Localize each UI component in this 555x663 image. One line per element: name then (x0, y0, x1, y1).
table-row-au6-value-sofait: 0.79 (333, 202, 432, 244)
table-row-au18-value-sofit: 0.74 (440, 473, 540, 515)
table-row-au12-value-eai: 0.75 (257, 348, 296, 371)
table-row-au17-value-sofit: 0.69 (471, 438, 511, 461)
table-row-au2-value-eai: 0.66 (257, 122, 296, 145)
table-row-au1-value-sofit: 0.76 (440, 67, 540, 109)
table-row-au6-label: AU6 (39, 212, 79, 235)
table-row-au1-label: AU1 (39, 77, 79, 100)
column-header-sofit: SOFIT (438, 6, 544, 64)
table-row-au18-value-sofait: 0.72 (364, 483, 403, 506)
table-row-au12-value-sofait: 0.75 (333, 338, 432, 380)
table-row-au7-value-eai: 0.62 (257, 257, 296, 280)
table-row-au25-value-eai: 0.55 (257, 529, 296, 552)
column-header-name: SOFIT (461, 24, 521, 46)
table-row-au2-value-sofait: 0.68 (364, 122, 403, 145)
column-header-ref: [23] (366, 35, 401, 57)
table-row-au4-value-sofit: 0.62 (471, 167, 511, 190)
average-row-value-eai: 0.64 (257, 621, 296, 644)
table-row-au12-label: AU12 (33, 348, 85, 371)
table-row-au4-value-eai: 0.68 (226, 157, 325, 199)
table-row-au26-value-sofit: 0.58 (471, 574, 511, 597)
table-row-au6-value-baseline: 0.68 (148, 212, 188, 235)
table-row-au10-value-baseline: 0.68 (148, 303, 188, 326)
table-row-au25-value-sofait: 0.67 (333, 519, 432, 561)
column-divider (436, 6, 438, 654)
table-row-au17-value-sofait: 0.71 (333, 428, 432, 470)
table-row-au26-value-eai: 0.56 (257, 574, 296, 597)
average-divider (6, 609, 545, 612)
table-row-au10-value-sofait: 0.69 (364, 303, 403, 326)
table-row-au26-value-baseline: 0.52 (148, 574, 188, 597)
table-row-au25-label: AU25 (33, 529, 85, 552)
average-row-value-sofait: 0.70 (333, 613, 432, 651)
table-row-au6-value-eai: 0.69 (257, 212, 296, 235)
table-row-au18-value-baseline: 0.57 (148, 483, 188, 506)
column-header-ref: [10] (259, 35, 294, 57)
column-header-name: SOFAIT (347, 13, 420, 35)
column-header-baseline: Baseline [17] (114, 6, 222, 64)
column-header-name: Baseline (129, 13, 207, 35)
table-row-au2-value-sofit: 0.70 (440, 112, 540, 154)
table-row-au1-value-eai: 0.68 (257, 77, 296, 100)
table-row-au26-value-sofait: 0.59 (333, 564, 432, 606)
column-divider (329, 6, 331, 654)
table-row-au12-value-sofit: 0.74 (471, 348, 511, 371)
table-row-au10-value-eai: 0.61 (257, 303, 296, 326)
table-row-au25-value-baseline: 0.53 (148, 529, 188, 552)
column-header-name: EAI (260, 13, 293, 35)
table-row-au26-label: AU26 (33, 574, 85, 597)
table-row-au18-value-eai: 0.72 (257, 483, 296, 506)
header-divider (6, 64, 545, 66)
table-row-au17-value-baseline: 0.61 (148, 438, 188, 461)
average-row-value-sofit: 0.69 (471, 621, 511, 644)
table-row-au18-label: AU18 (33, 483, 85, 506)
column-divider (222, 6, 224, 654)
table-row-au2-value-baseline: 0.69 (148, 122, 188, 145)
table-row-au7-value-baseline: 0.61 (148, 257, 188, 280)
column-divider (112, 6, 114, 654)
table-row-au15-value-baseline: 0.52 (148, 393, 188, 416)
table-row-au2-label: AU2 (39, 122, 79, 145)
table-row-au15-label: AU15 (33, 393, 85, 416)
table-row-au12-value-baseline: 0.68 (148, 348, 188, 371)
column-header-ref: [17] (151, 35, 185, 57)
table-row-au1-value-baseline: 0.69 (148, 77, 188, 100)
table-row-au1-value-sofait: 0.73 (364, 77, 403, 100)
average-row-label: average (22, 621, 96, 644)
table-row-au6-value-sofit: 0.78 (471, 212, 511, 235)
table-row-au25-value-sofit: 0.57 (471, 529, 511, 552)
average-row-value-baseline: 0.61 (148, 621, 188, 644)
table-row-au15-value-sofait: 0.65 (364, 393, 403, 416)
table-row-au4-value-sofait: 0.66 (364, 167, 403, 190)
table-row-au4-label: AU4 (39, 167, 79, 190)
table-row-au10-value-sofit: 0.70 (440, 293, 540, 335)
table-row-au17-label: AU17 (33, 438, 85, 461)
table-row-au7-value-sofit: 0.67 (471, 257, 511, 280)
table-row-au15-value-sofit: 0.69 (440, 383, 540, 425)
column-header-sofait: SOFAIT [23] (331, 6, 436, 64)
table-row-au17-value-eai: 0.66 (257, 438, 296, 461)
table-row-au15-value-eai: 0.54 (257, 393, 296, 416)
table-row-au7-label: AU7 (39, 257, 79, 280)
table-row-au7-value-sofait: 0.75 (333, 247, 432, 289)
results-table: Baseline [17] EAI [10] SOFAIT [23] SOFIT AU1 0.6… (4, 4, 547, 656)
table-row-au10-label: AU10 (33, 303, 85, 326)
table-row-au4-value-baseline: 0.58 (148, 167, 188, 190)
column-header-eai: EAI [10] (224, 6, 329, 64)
────────
WHAT YOU SHOULD DO -> Reproduce verbatim the lines of data from the beginning through the line containing "table-row-au26-value-sofait: 0.59 (333, 564, 432, 606)", inclusive.

EXERCISE SOLUTION ->
Localize each UI component in this 555x663 image. One line per element: name then (x0, y0, x1, y1).
table-row-au6-value-sofait: 0.79 (333, 202, 432, 244)
table-row-au18-value-sofit: 0.74 (440, 473, 540, 515)
table-row-au12-value-eai: 0.75 (257, 348, 296, 371)
table-row-au17-value-sofit: 0.69 (471, 438, 511, 461)
table-row-au2-value-eai: 0.66 (257, 122, 296, 145)
table-row-au1-value-sofit: 0.76 (440, 67, 540, 109)
table-row-au6-label: AU6 (39, 212, 79, 235)
table-row-au1-label: AU1 (39, 77, 79, 100)
column-header-sofit: SOFIT (438, 6, 544, 64)
table-row-au18-value-sofait: 0.72 (364, 483, 403, 506)
table-row-au12-value-sofait: 0.75 (333, 338, 432, 380)
table-row-au7-value-eai: 0.62 (257, 257, 296, 280)
table-row-au25-value-eai: 0.55 (257, 529, 296, 552)
column-header-name: SOFIT (461, 24, 521, 46)
table-row-au2-value-sofait: 0.68 (364, 122, 403, 145)
column-header-ref: [23] (366, 35, 401, 57)
table-row-au4-value-sofit: 0.62 (471, 167, 511, 190)
average-row-value-eai: 0.64 (257, 621, 296, 644)
table-row-au12-label: AU12 (33, 348, 85, 371)
table-row-au4-value-eai: 0.68 (226, 157, 325, 199)
table-row-au26-value-sofit: 0.58 (471, 574, 511, 597)
table-row-au6-value-baseline: 0.68 (148, 212, 188, 235)
table-row-au10-value-baseline: 0.68 (148, 303, 188, 326)
table-row-au25-value-sofait: 0.67 (333, 519, 432, 561)
column-divider (436, 6, 438, 654)
table-row-au17-value-sofait: 0.71 (333, 428, 432, 470)
table-row-au26-value-eai: 0.56 (257, 574, 296, 597)
average-divider (6, 609, 545, 612)
table-row-au10-value-sofait: 0.69 (364, 303, 403, 326)
table-row-au26-value-baseline: 0.52 (148, 574, 188, 597)
table-row-au25-label: AU25 (33, 529, 85, 552)
average-row-value-sofait: 0.70 (333, 613, 432, 651)
table-row-au6-value-eai: 0.69 (257, 212, 296, 235)
table-row-au18-value-baseline: 0.57 (148, 483, 188, 506)
column-header-ref: [10] (259, 35, 294, 57)
column-header-name: SOFAIT (347, 13, 420, 35)
column-header-baseline: Baseline [17] (114, 6, 222, 64)
column-header-name: Baseline (129, 13, 207, 35)
table-row-au2-value-sofit: 0.70 (440, 112, 540, 154)
table-row-au1-value-eai: 0.68 (257, 77, 296, 100)
table-row-au26-value-sofait: 0.59 (333, 564, 432, 606)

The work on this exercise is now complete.